RECORDS SHOWN:
● ● ●

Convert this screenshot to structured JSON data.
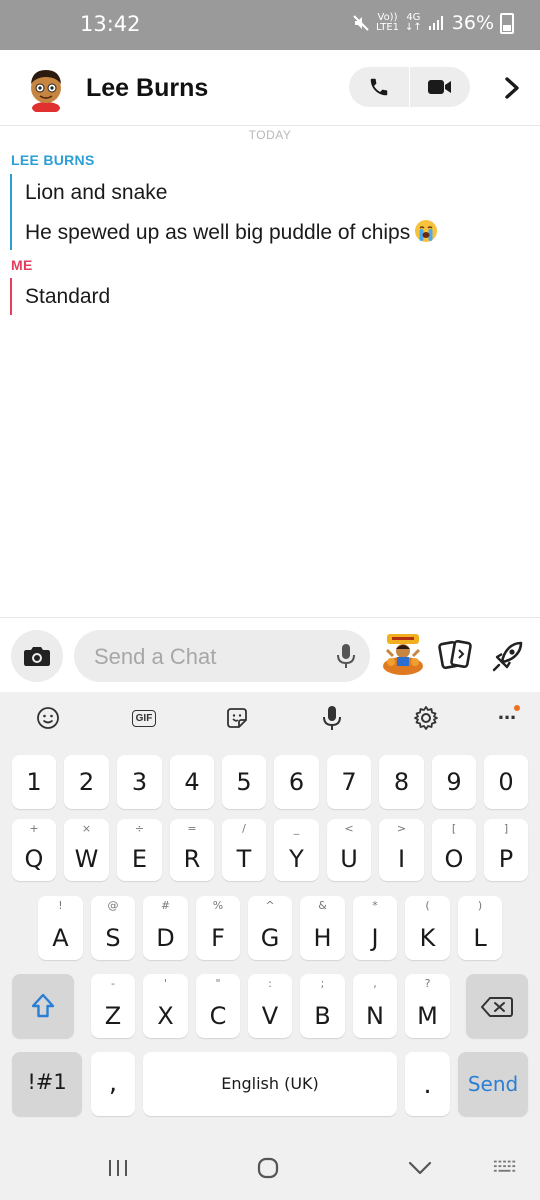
{
  "status_bar": {
    "time": "13:42",
    "network_line1": "Vo))",
    "network_line2": "LTE1",
    "network_type": "4G",
    "battery": "36%"
  },
  "header": {
    "contact_name": "Lee Burns",
    "icons": [
      "avatar-bitmoji",
      "phone-icon",
      "video-icon",
      "chevron-right-icon"
    ]
  },
  "chat": {
    "date_divider": "TODAY",
    "groups": [
      {
        "sender": "LEE BURNS",
        "color": "#2c9fd6",
        "messages": [
          "Lion and snake",
          "He spewed up as well big puddle of chips"
        ]
      },
      {
        "sender": "ME",
        "color": "#e0405e",
        "messages": [
          "Standard"
        ]
      }
    ]
  },
  "input_bar": {
    "placeholder": "Send a Chat",
    "icons": [
      "camera-icon",
      "mic-icon",
      "bitmoji-sticker",
      "cards-icon",
      "rocket-icon"
    ]
  },
  "keyboard": {
    "toolbar": {
      "gif_label": "GIF",
      "more_label": "..."
    },
    "number_row": [
      "1",
      "2",
      "3",
      "4",
      "5",
      "6",
      "7",
      "8",
      "9",
      "0"
    ],
    "row1": {
      "keys": [
        "Q",
        "W",
        "E",
        "R",
        "T",
        "Y",
        "U",
        "I",
        "O",
        "P"
      ],
      "hints": [
        "+",
        "×",
        "÷",
        "=",
        "/",
        "_",
        "<",
        ">",
        "[",
        "]"
      ]
    },
    "row2": {
      "keys": [
        "A",
        "S",
        "D",
        "F",
        "G",
        "H",
        "J",
        "K",
        "L"
      ],
      "hints": [
        "!",
        "@",
        "#",
        "%",
        "^",
        "&",
        "*",
        "(",
        ")"
      ]
    },
    "row3": {
      "keys": [
        "Z",
        "X",
        "C",
        "V",
        "B",
        "N",
        "M"
      ],
      "hints": [
        "-",
        "'",
        "\"",
        ":",
        ";",
        ",",
        "?"
      ]
    },
    "symbols_key": "!#1",
    "comma_key": ",",
    "space_label": "English (UK)",
    "period_key": ".",
    "send_label": "Send",
    "accent_color": "#2a7fd4"
  },
  "nav_bar": {
    "icons": [
      "recents-icon",
      "home-icon",
      "back-icon",
      "keyboard-hide-icon"
    ]
  }
}
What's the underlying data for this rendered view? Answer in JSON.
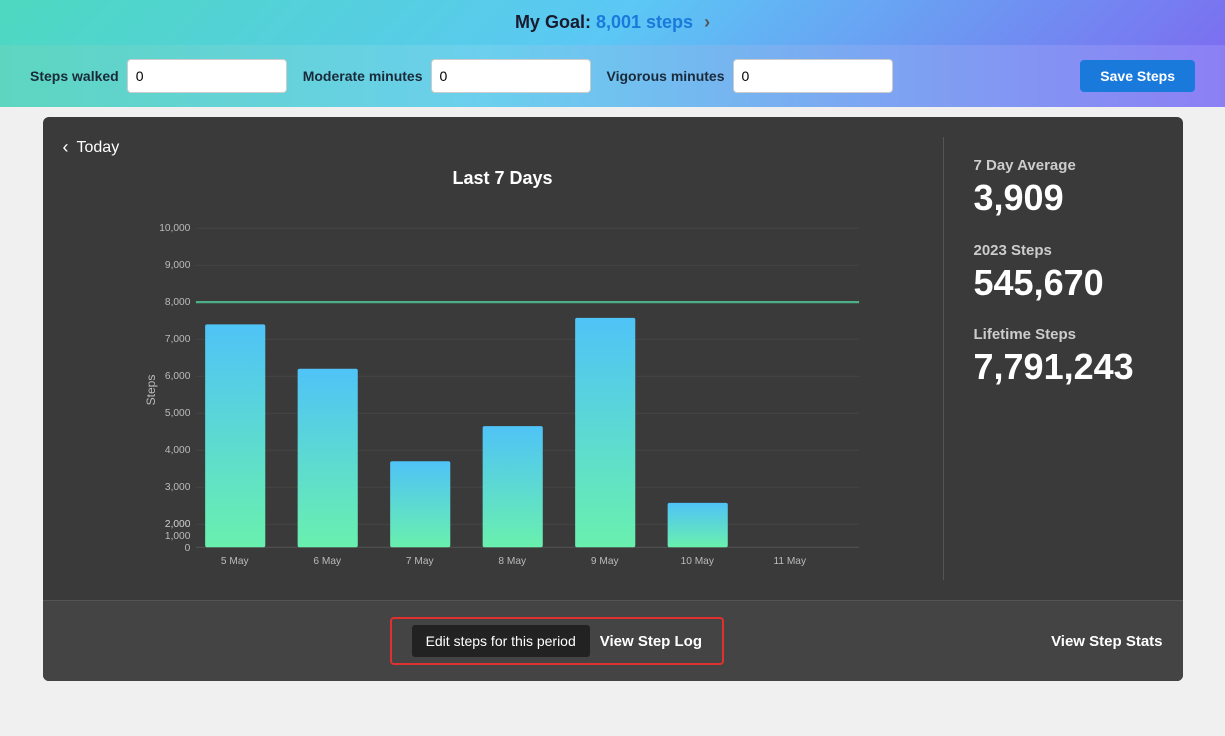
{
  "goal_bar": {
    "label": "My Goal:",
    "value": "8,001 steps",
    "chevron": "›"
  },
  "inputs": {
    "steps_walked_label": "Steps walked",
    "steps_walked_value": "0",
    "moderate_minutes_label": "Moderate minutes",
    "moderate_minutes_value": "0",
    "vigorous_minutes_label": "Vigorous minutes",
    "vigorous_minutes_value": "0",
    "save_button": "Save Steps"
  },
  "chart": {
    "nav_back": "‹",
    "nav_label": "Today",
    "title": "Last 7 Days",
    "y_axis_labels": [
      "10,000",
      "9,000",
      "8,000",
      "7,000",
      "6,000",
      "5,000",
      "4,000",
      "3,000",
      "2,000",
      "1,000",
      "0"
    ],
    "x_axis_labels": [
      "5 May",
      "6 May",
      "7 May",
      "8 May",
      "9 May",
      "10 May",
      "11 May"
    ],
    "goal_line_value": 8001,
    "y_max": 10000,
    "bars": [
      {
        "label": "5 May",
        "value": 7000
      },
      {
        "label": "6 May",
        "value": 5600
      },
      {
        "label": "7 May",
        "value": 2700
      },
      {
        "label": "8 May",
        "value": 3800
      },
      {
        "label": "9 May",
        "value": 7200
      },
      {
        "label": "10 May",
        "value": 1400
      },
      {
        "label": "11 May",
        "value": 0
      }
    ],
    "y_axis_title": "Steps"
  },
  "stats": {
    "avg_label": "7 Day Average",
    "avg_value": "3,909",
    "year_label": "2023 Steps",
    "year_value": "545,670",
    "lifetime_label": "Lifetime Steps",
    "lifetime_value": "7,791,243"
  },
  "bottom": {
    "edit_steps": "Edit steps for this period",
    "view_step_log": "View Step Log",
    "view_step_stats": "View Step Stats"
  }
}
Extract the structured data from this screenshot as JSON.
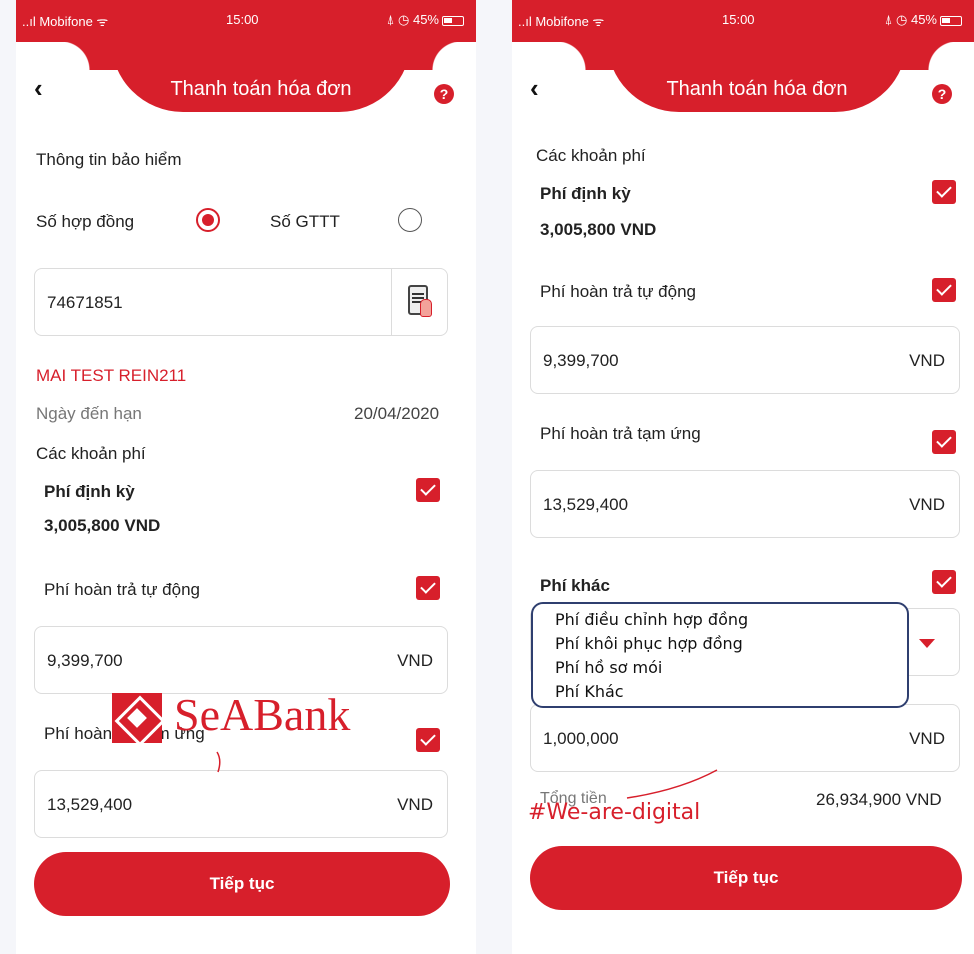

● ● ●

DIRECTIONS FOR THIS TASK: Copy all lines from the entries that contain the word "data".

SOLUTION TO THIS PROBLEM:
Convert this screenshot to structured JSON data.
What's the underlying data for this rendered view? Answer in JSON.
Extract the structured data from this screenshot as JSON.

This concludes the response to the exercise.